### [Problem to work on]
Go through the records underneath and count the lines that include the string "took". Give nothing but the number.

--- start of Data for this task ---

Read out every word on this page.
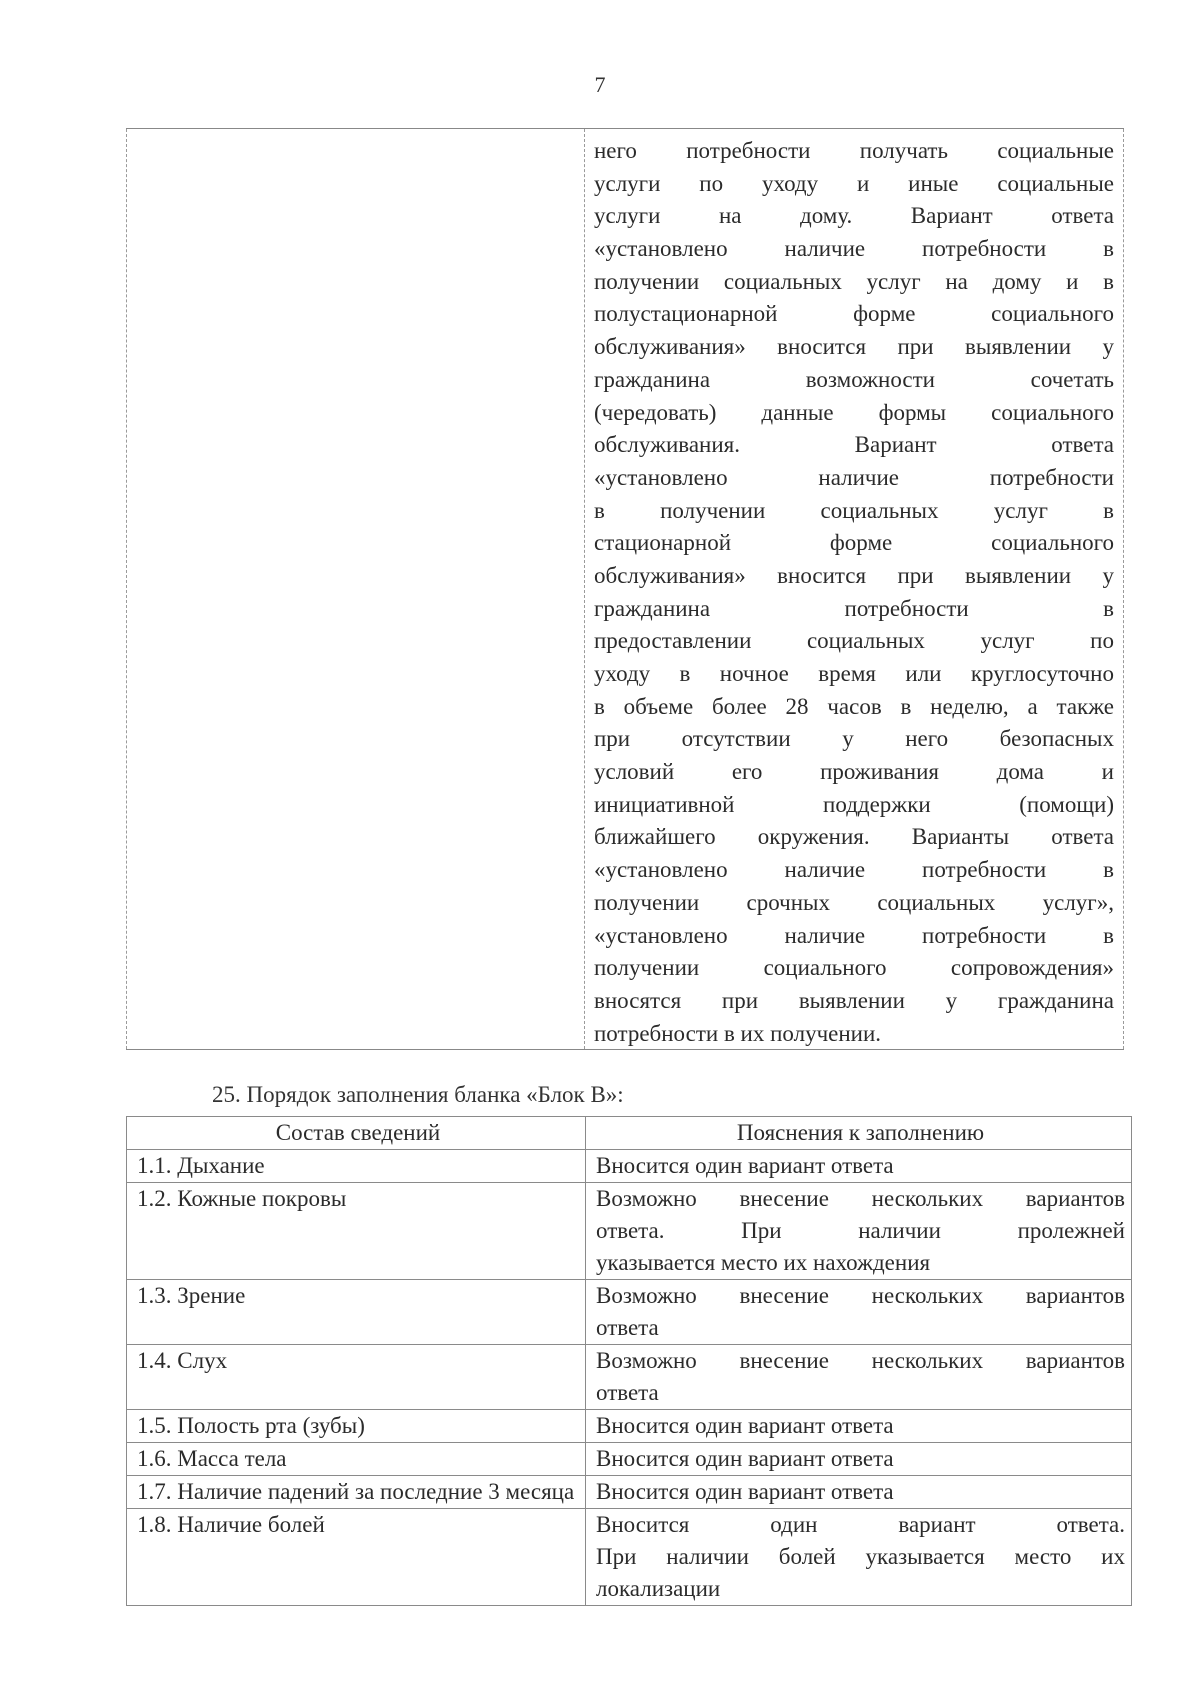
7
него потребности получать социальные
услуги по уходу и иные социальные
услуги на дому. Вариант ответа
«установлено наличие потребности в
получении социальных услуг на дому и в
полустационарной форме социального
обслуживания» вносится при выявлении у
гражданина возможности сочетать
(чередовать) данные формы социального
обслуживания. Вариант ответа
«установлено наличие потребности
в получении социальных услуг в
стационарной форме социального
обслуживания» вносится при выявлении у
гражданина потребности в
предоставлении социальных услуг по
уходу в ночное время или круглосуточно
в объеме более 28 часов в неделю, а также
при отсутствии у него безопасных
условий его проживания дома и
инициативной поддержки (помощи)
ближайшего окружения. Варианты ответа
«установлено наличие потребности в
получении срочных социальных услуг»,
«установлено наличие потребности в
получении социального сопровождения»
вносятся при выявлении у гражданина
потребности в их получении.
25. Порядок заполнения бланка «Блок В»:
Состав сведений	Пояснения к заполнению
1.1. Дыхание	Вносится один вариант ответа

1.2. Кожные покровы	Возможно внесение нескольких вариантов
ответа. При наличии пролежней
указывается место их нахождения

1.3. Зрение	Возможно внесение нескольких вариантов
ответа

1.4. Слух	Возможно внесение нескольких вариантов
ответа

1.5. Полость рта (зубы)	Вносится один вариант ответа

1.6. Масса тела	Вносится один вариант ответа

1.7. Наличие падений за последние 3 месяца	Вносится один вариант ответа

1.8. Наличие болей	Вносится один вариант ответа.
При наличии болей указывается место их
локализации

--- end of Data for this task ---
--- start of Data for this task ---

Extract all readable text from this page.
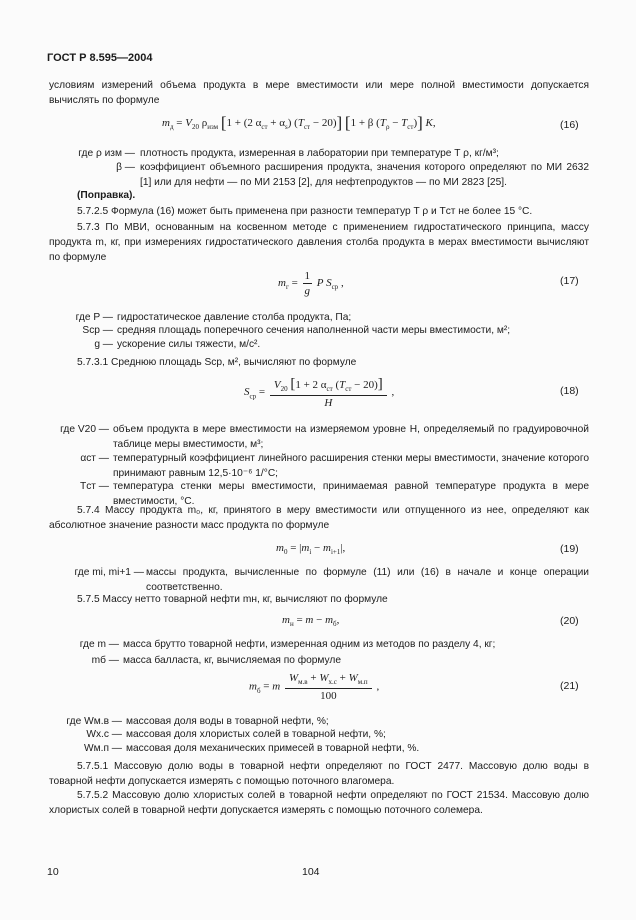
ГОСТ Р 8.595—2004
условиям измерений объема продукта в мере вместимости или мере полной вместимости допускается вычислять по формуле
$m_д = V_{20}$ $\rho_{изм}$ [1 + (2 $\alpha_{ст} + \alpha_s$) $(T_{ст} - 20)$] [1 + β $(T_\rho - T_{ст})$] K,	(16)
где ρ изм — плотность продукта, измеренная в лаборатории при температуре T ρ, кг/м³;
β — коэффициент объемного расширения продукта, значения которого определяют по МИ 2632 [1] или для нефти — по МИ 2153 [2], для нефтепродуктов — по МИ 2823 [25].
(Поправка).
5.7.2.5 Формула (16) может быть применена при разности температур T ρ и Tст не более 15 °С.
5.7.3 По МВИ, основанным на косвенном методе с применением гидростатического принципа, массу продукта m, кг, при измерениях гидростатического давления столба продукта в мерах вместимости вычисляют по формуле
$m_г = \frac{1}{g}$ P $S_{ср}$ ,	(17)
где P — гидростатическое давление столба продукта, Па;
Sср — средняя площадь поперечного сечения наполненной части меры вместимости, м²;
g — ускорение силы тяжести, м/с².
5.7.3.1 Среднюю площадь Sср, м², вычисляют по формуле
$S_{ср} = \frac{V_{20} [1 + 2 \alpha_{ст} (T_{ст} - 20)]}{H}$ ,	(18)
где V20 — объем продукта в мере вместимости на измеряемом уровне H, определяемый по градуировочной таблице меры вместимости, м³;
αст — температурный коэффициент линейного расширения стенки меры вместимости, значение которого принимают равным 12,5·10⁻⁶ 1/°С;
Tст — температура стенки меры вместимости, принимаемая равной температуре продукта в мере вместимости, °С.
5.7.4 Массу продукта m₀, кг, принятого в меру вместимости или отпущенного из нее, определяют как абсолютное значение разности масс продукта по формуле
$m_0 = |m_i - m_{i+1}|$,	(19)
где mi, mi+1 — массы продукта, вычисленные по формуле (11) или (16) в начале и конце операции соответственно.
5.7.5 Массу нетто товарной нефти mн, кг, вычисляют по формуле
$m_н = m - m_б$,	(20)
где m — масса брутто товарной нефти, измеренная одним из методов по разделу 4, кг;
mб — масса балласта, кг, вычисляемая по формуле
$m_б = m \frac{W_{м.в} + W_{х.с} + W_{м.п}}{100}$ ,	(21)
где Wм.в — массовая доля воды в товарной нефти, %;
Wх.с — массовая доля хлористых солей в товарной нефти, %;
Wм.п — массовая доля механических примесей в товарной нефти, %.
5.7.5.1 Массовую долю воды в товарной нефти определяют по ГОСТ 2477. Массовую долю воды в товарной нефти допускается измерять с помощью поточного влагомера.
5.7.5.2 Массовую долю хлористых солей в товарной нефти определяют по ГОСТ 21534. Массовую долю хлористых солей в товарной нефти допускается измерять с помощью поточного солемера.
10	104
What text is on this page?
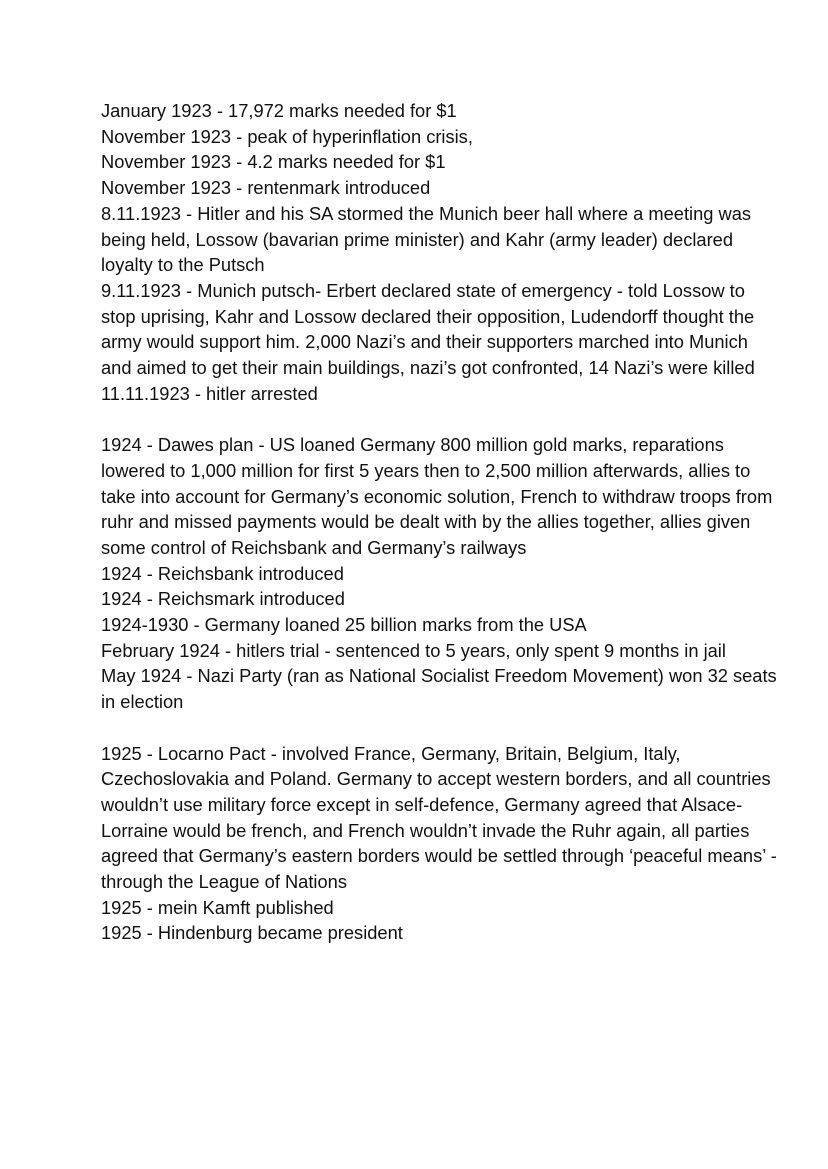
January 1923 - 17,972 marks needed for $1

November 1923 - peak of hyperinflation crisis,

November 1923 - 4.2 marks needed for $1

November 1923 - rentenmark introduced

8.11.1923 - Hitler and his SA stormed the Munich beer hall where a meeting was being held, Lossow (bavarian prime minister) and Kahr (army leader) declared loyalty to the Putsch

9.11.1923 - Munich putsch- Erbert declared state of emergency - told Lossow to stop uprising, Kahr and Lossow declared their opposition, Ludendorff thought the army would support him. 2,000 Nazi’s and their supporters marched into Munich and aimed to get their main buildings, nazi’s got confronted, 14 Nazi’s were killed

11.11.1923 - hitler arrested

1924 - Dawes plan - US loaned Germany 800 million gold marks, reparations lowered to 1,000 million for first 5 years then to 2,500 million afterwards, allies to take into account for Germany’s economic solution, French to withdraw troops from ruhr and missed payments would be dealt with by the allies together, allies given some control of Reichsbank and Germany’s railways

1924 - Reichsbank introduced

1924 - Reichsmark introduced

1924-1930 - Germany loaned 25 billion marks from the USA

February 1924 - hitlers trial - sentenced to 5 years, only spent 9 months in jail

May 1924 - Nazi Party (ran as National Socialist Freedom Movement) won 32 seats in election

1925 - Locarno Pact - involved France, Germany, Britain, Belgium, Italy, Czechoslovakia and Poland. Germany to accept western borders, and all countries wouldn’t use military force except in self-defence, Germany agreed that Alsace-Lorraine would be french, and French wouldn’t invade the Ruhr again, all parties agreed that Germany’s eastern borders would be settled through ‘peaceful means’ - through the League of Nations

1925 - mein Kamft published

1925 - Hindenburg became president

--- end of Data for this task ---
--- start of Data for this task ---

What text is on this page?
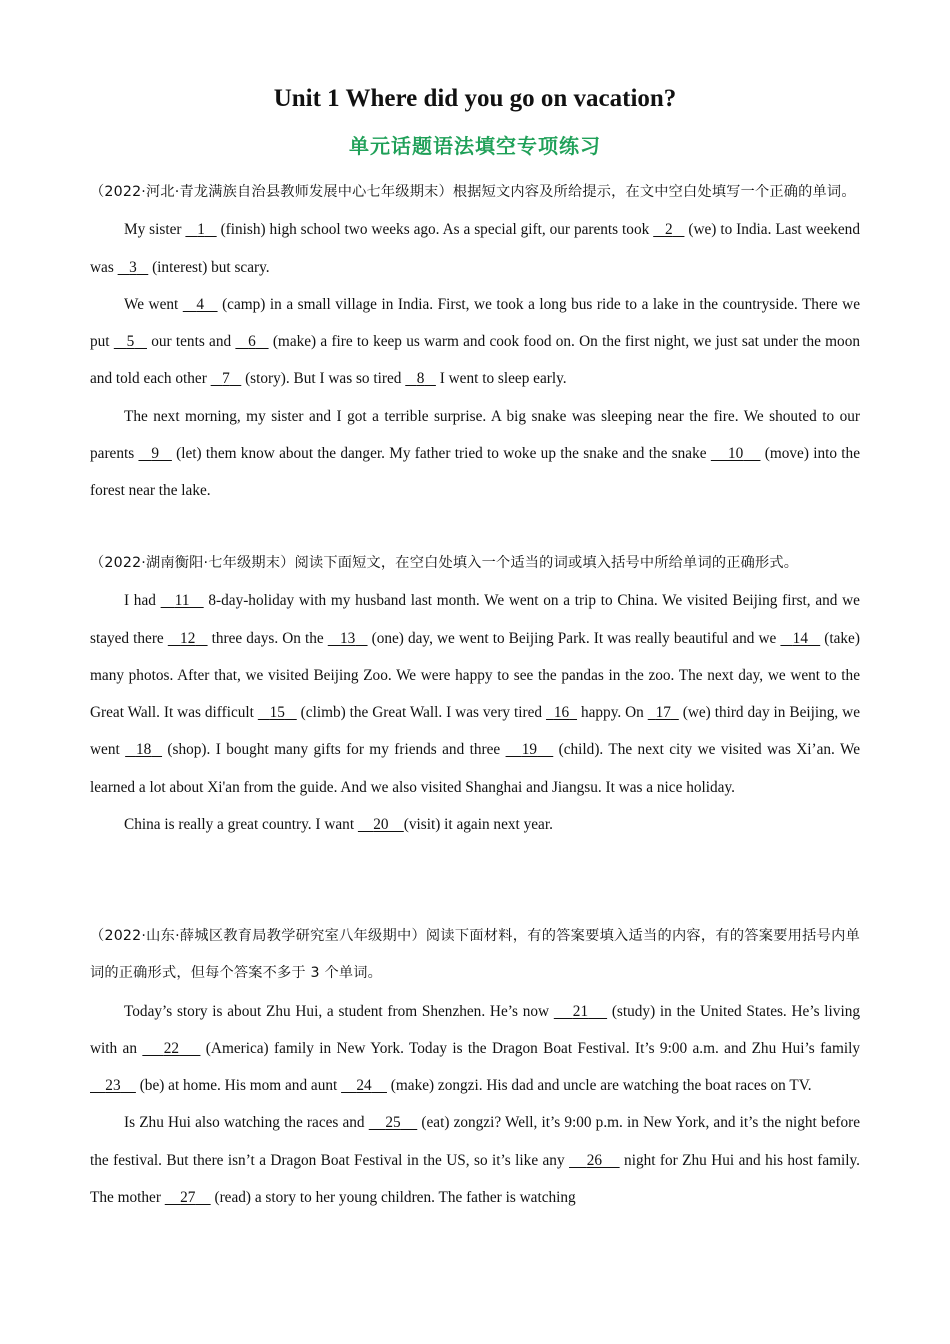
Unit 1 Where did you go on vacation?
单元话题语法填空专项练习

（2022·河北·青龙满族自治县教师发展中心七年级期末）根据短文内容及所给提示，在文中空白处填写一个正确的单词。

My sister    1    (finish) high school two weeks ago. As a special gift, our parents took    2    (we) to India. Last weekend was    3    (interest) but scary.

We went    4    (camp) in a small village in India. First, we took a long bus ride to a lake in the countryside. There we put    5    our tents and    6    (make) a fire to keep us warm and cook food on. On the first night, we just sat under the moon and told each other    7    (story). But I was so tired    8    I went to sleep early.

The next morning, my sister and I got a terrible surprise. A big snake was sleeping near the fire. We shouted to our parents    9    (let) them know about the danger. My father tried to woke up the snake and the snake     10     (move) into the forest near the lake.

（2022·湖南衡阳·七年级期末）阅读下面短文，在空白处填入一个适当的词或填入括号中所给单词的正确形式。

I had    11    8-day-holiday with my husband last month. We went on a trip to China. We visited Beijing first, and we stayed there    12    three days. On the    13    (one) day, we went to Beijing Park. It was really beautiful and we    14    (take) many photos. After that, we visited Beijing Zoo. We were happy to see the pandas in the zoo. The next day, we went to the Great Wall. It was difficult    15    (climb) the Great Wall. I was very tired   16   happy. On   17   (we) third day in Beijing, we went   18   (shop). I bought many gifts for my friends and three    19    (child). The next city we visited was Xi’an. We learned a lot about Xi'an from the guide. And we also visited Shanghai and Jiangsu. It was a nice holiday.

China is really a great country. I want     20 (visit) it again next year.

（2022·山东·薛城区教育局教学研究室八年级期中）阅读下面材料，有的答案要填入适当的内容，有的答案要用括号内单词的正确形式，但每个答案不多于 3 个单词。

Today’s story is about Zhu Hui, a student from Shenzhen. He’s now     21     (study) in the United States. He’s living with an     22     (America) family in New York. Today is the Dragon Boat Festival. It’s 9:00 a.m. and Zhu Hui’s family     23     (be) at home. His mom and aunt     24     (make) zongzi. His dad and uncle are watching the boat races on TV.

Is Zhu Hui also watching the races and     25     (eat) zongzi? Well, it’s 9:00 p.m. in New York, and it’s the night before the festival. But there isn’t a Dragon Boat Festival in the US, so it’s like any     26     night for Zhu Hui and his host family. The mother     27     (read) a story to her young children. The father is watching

--- end of Data for this task ---

### [Output below]
2